PAGE EXCERPT —
Humphrey was born in Black Point, San Francisco, California on March 5, 1875. His father was major general and Medal of Honor recipient Charles Frederic Humphrey Sr., his brothers were Brigadier General Charles F. Humphrey and Marine Corps Colonel Marion Bell Humphrey. Humphrey married Clara Swift, daughter of Major General Eben Swift and sister of Major General Innis P. Swift.

He died in San Antonio, Texas on August 30, 1963. Humphrey, along with Clara (1891–1942), are buried at Arlington National Cemetery.

==Career==
Humphrey graduated from the United States Military Academy in 1899 as a cavalry officer and was stationed in Cuba. From 1905 to 1906, he served in the Philippines. From 1910 to 1912, Humphrey was a troop commander in the 7th Cavalry. From 1912 to 1916, he was battalion commander in the Philippine Scouts.

During World War I, Humphrey served with the 346th Infantry, 87th Division at Camp Pike, Arkansas and Camp Dix, New Jersey. From August 1918 to February 1919, he was chief of staff of the 10th Division at Camp Funston, Kansas.

From September 1920 to July 1924, Humphrey served at Fort Leavenworth, Kansas. From 1920 to 1921, he was student at the School of the Line. From 1921 to 1922, Humphrey studied at the General Staff School. From 1922 to 1924, he was a cavalry instructor and then chief of the Cavalry Section. From August 1924 to June 1925, Humphrey was a student at the United States Army War College at Washington Barracks, now Fort Lesley J. McNair.

TASK DETAILS — Translate this sentence from the Humphrey biography into Spanish: "From 1910 to 1912, Humphrey was a troop commander in the 7th Cavalry." The lines after this point are separate material, unconnected to the Humphrey biography.

GIVEN DATA —
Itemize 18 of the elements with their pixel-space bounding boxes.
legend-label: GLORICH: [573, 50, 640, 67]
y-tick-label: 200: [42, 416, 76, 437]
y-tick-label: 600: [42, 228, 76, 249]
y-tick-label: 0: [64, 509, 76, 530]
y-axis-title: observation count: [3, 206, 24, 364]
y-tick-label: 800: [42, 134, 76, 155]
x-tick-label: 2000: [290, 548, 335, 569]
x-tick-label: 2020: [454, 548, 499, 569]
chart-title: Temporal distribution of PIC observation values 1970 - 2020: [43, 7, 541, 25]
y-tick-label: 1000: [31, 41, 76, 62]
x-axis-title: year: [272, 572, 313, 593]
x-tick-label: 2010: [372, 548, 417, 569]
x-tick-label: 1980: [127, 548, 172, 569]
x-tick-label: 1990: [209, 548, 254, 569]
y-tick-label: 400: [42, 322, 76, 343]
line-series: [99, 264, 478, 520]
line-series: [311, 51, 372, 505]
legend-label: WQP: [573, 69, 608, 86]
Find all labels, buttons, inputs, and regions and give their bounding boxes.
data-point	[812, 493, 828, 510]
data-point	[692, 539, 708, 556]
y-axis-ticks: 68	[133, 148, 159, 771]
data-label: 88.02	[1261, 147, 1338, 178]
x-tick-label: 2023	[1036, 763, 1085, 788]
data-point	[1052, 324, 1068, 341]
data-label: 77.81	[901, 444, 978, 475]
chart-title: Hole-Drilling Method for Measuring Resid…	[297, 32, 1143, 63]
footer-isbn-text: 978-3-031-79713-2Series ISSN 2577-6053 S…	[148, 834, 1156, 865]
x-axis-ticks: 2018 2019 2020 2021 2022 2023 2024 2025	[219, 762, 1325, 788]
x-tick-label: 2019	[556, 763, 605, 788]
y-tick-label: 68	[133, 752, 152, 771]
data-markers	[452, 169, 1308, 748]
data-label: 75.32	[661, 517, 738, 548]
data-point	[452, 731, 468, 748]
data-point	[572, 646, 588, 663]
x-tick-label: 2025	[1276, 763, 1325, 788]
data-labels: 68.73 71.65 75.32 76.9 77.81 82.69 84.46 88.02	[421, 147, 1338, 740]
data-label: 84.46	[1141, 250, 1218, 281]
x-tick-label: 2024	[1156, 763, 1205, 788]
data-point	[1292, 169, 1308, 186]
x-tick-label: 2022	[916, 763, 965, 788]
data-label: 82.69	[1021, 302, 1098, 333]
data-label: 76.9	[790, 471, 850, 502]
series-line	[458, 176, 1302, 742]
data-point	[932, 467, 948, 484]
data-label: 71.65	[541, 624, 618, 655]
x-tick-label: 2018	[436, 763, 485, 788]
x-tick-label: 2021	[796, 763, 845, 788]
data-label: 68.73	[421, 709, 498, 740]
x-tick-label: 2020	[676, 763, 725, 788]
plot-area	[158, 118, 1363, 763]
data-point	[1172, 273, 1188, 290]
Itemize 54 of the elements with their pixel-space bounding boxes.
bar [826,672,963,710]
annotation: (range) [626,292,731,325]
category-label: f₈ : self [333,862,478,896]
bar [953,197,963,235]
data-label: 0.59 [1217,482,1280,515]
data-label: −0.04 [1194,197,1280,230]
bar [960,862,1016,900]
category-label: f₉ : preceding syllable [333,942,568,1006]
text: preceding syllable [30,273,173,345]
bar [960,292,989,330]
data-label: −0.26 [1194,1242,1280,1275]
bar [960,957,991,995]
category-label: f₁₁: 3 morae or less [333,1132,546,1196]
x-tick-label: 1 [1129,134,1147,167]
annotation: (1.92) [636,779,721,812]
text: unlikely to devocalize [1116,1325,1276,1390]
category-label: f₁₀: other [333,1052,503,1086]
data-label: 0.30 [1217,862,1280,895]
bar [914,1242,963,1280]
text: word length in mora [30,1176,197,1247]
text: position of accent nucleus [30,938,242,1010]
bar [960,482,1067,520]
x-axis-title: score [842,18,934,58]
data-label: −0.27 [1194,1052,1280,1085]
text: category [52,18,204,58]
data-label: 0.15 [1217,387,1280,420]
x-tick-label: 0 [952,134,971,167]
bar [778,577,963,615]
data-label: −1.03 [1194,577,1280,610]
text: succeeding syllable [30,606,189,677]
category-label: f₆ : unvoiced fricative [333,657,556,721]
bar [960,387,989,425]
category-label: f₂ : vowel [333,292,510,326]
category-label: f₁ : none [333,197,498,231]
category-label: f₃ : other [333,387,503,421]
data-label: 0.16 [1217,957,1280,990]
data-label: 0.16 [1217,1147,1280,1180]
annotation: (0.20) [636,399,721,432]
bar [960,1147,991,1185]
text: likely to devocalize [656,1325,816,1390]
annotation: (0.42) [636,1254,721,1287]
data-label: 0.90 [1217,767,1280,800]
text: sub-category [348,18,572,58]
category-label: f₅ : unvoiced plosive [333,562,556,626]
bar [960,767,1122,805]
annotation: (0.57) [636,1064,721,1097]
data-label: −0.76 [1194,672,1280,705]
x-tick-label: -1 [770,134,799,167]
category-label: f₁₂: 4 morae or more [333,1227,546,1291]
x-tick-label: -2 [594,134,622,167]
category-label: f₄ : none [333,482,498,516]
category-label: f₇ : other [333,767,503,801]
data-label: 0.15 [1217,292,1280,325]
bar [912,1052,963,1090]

REPLY TO THE TASK — De 1910 a 1912, Humphrey fue comandante de tropa en el 7.º de Caballería.